[Extracted records]
+---+
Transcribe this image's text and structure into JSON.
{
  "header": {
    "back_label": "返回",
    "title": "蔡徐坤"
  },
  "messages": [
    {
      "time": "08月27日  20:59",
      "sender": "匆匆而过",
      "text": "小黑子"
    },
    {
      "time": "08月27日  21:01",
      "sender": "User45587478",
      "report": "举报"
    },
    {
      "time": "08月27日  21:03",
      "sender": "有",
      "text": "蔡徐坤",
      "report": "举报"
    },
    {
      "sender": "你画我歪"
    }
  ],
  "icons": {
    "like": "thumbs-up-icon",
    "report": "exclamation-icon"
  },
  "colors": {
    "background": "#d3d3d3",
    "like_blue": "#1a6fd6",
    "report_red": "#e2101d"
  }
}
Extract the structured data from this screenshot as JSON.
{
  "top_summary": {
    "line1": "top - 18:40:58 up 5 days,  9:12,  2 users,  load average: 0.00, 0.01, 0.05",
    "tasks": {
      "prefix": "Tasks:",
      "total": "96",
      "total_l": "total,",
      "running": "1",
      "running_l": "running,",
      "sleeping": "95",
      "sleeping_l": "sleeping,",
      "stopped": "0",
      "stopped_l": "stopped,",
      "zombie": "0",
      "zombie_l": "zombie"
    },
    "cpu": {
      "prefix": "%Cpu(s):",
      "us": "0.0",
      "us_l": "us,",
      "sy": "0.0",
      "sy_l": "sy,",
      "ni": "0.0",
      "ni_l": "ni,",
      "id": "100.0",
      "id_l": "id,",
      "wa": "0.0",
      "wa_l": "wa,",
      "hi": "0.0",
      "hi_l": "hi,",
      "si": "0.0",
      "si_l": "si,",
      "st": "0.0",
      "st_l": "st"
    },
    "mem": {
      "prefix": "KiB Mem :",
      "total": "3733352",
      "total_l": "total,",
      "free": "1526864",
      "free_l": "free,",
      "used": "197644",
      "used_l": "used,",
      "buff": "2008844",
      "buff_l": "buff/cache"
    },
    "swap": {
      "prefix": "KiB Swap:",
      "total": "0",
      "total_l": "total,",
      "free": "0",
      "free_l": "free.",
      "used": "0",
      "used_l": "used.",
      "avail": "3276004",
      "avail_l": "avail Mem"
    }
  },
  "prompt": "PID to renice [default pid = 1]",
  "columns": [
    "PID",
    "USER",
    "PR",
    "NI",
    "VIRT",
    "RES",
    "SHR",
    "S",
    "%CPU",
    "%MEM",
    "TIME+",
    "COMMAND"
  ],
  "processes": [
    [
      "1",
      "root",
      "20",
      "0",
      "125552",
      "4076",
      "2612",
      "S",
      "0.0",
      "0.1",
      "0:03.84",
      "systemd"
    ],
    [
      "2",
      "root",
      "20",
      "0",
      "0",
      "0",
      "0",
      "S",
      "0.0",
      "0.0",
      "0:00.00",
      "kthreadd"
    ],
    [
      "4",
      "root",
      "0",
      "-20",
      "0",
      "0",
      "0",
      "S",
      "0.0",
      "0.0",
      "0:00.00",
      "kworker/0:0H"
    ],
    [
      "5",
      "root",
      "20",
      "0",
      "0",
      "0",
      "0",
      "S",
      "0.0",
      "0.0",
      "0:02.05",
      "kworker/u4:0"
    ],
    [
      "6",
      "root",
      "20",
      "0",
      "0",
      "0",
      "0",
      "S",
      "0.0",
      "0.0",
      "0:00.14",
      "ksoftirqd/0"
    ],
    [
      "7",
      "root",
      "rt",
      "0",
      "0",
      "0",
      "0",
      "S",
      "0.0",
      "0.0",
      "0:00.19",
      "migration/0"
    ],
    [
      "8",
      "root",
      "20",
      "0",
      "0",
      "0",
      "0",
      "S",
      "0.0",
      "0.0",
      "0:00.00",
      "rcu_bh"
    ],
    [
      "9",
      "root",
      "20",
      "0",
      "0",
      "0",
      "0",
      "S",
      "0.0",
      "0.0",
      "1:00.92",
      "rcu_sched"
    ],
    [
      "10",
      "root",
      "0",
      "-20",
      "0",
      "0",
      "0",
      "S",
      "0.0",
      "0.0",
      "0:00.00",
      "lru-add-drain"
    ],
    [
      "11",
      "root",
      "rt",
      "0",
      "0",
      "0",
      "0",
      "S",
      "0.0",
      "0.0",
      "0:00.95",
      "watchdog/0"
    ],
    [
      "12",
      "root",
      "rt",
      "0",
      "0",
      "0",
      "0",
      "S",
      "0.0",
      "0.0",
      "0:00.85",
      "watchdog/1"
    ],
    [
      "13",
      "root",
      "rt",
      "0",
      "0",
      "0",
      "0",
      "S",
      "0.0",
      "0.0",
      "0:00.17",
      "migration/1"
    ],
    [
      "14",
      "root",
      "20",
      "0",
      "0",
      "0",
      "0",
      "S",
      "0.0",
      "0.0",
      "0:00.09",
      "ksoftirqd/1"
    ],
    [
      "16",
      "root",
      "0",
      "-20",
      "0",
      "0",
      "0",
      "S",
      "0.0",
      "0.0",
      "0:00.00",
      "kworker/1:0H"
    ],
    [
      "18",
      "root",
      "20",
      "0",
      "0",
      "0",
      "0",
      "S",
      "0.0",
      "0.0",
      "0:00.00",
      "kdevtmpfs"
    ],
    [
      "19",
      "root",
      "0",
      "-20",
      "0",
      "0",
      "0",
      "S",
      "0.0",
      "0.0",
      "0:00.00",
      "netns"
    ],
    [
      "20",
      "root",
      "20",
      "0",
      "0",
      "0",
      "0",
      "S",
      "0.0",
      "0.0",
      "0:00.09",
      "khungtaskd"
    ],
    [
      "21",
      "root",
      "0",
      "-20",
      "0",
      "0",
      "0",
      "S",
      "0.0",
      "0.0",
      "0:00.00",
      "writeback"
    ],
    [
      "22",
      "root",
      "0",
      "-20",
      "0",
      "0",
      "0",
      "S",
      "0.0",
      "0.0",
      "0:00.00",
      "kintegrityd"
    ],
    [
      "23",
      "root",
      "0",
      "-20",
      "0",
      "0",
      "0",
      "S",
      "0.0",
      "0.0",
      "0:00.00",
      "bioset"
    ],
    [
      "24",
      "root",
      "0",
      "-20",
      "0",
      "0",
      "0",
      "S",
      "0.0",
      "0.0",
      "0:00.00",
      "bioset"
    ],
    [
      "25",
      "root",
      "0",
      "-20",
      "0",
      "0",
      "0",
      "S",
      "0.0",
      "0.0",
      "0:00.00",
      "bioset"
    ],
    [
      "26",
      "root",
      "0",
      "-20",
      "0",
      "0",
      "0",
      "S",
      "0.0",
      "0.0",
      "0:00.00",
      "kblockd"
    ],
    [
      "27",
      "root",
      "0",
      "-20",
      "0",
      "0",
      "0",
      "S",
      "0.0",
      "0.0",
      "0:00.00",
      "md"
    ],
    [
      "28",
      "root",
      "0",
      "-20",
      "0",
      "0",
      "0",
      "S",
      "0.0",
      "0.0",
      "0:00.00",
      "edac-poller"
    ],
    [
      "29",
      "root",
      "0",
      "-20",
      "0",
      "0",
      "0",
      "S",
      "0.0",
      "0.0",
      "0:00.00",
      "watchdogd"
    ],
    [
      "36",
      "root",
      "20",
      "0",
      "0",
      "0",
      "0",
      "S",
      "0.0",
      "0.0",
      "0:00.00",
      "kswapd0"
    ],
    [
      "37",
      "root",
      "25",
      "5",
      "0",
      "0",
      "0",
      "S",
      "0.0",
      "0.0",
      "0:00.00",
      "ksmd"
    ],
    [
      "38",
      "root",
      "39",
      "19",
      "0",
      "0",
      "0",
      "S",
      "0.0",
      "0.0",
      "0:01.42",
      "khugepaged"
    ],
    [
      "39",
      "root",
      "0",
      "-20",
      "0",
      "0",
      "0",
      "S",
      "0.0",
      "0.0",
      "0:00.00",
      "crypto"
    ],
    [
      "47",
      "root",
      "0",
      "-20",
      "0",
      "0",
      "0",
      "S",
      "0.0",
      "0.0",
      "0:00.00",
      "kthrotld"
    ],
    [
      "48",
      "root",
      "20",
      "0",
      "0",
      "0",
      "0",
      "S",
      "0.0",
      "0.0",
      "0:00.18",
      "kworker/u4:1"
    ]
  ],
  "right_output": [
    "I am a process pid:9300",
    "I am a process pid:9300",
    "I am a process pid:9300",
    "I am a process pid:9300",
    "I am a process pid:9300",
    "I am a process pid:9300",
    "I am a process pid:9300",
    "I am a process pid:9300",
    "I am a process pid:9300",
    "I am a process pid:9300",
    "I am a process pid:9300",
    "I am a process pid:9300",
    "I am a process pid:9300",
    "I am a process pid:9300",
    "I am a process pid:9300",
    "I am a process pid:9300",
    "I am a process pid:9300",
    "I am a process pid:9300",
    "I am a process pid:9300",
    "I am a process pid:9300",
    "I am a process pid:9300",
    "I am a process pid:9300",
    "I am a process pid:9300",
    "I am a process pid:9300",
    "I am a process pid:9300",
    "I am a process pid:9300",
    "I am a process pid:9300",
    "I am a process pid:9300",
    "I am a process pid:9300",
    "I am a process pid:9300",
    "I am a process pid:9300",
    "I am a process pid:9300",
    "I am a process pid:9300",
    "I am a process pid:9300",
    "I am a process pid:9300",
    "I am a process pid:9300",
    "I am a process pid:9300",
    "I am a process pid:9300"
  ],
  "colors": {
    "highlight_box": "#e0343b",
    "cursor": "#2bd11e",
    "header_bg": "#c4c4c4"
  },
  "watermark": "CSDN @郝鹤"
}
+---+
### What to produce
Give only the count of lines in which the string "kworker" appears.

### Exercise solution
4